__Information provided__:
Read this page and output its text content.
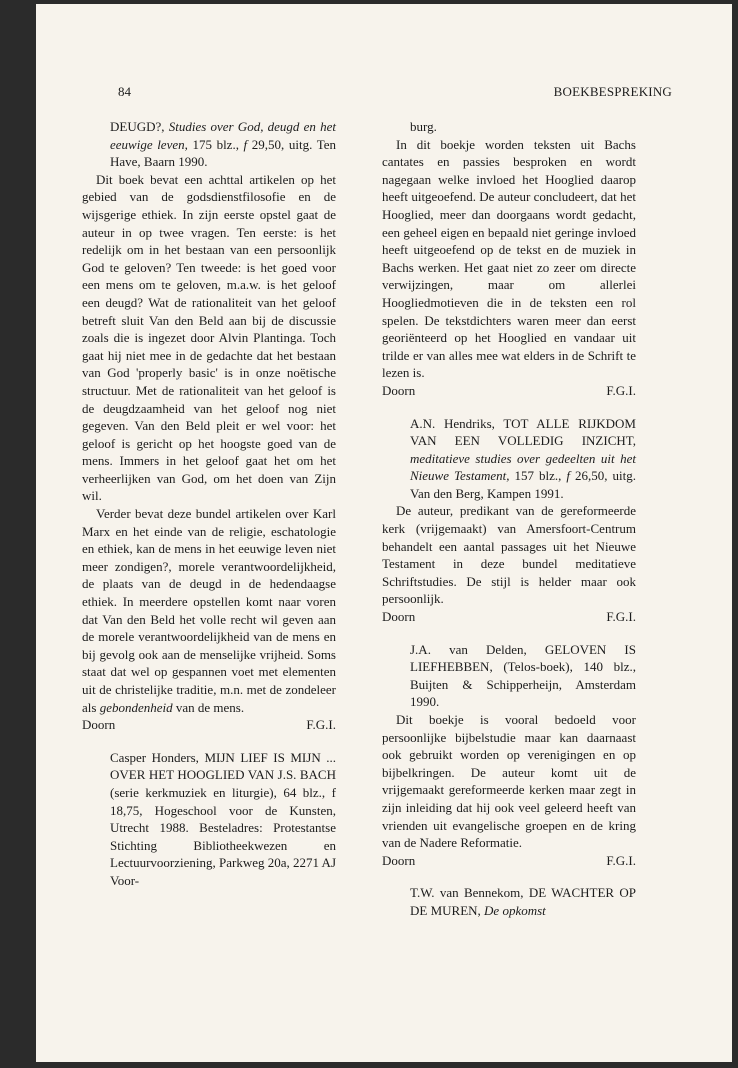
84	BOEKBESPREKING

DEUGD?, Studies over God, deugd en het eeuwige leven, 175 blz., f 29,50, uitg. Ten Have, Baarn 1990.

Dit boek bevat een achttal artikelen op het gebied van de godsdienstfilosofie en de wijsgerige ethiek. In zijn eerste opstel gaat de auteur in op twee vragen. Ten eerste: is het redelijk om in het bestaan van een persoonlijk God te geloven? Ten tweede: is het goed voor een mens om te geloven, m.a.w. is het geloof een deugd? Wat de rationaliteit van het geloof betreft sluit Van den Beld aan bij de discussie zoals die is ingezet door Alvin Plantinga. Toch gaat hij niet mee in de gedachte dat het bestaan van God 'properly basic' is in onze noëtische structuur. Met de rationaliteit van het geloof is de deugdzaamheid van het geloof nog niet gegeven. Van den Beld pleit er wel voor: het geloof is gericht op het hoogste goed van de mens. Immers in het geloof gaat het om het verheerlijken van God, om het doen van Zijn wil.

Verder bevat deze bundel artikelen over Karl Marx en het einde van de religie, eschatologie en ethiek, kan de mens in het eeuwige leven niet meer zondigen?, morele verantwoordelijkheid, de plaats van de deugd in de hedendaagse ethiek. In meerdere opstellen komt naar voren dat Van den Beld het volle recht wil geven aan de morele verantwoordelijkheid van de mens en bij gevolg ook aan de menselijke vrijheid. Soms staat dat wel op gespannen voet met elementen uit de christelijke traditie, m.n. met de zondeleer als gebondenheid van de mens.

Doorn	F.G.I.

Casper Honders, MIJN LIEF IS MIJN ... OVER HET HOOGLIED VAN J.S. BACH (serie kerkmuziek en liturgie), 64 blz., f 18,75, Hogeschool voor de Kunsten, Utrecht 1988. Besteladres: Protestantse Stichting Bibliotheekwezen en Lectuurvoorziening, Parkweg 20a, 2271 AJ Voor-

burg.

In dit boekje worden teksten uit Bachs cantates en passies besproken en wordt nagegaan welke invloed het Hooglied daarop heeft uitgeoefend. De auteur concludeert, dat het Hooglied, meer dan doorgaans wordt gedacht, een geheel eigen en bepaald niet geringe invloed heeft uitgeoefend op de tekst en de muziek in Bachs werken. Het gaat niet zo zeer om directe verwijzingen, maar om allerlei Hoogliedmotieven die in de teksten een rol spelen. De tekstdichters waren meer dan eerst georiënteerd op het Hooglied en vandaar uit trilde er van alles mee wat elders in de Schrift te lezen is.

Doorn	F.G.I.

A.N. Hendriks, TOT ALLE RIJKDOM VAN EEN VOLLEDIG INZICHT, meditatieve studies over gedeelten uit het Nieuwe Testament, 157 blz., f 26,50, uitg. Van den Berg, Kampen 1991.

De auteur, predikant van de gereformeerde kerk (vrijgemaakt) van Amersfoort-Centrum behandelt een aantal passages uit het Nieuwe Testament in deze bundel meditatieve Schriftstudies. De stijl is helder maar ook persoonlijk.

Doorn	F.G.I.

J.A. van Delden, GELOVEN IS LIEFHEBBEN, (Telos-boek), 140 blz., Buijten & Schipperheijn, Amsterdam 1990.

Dit boekje is vooral bedoeld voor persoonlijke bijbelstudie maar kan daarnaast ook gebruikt worden op verenigingen en op bijbelkringen. De auteur komt uit de vrijgemaakt gereformeerde kerken maar zegt in zijn inleiding dat hij ook veel geleerd heeft van vrienden uit evangelische groepen en de kring van de Nadere Reformatie.

Doorn	F.G.I.

T.W. van Bennekom, DE WACHTER OP DE MUREN, De opkomst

__Task details__: Pick out all the lines with the word "vrijgemaakt" in them and copy them.

__Finished task__:
De auteur, predikant van de gereformeerde kerk (vrijgemaakt) van Amersfoort-Centrum behandelt een aantal passages uit het Nieuwe Testament in deze bundel meditatieve Schriftstudies. De stijl is helder maar ook persoonlijk.
Dit boekje is vooral bedoeld voor persoonlijke bijbelstudie maar kan daarnaast ook gebruikt worden op verenigingen en op bijbelkringen. De auteur komt uit de vrijgemaakt gereformeerde kerken maar zegt in zijn inleiding dat hij ook veel geleerd heeft van vrienden uit evangelische groepen en de kring van de Nadere Reformatie.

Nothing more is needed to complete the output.